EXERCISE AIM: List the lines of this listing that hold the word "message".

DATASET:
========================================

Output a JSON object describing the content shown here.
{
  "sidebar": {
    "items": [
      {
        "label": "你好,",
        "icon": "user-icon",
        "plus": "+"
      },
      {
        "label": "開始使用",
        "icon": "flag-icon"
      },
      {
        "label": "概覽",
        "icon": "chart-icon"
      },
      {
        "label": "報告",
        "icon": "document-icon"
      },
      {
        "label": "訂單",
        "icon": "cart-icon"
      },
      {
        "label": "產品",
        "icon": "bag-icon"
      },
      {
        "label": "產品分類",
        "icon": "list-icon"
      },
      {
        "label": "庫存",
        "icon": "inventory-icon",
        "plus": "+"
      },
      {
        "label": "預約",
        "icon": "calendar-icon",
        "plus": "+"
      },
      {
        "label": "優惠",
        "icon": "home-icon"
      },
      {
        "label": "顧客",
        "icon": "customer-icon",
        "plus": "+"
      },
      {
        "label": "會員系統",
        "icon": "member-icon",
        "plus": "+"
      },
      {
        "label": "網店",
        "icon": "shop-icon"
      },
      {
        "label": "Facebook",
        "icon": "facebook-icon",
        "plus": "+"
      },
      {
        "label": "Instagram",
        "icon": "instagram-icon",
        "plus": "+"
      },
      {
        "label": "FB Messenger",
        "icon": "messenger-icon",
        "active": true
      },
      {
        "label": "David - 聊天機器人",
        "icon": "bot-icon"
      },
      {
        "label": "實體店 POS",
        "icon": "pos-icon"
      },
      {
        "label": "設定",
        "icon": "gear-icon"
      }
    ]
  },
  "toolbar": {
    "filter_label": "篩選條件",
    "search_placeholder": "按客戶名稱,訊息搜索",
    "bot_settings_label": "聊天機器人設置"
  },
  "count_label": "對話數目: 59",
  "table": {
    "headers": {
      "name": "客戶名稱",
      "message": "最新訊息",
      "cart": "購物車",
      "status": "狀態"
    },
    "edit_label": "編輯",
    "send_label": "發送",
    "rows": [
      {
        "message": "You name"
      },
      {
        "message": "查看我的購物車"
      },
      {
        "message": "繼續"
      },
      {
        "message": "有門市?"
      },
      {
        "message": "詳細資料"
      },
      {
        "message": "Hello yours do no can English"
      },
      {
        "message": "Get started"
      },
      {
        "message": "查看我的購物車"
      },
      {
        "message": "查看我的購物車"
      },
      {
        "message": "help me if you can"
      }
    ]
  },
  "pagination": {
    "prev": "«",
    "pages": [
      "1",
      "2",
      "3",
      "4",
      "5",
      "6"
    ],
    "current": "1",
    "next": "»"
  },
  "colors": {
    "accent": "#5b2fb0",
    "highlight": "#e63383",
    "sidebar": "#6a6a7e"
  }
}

========================================

REPLY TO THE TASK:
      "message": "最新訊息",
        "message": "You name"
        "message": "查看我的購物車"
        "message": "繼續"
        "message": "有門市?"
        "message": "詳細資料"
        "message": "Hello yours do no can English"
        "message": "Get started"
        "message": "查看我的購物車"
        "message": "查看我的購物車"
        "message": "help me if you can"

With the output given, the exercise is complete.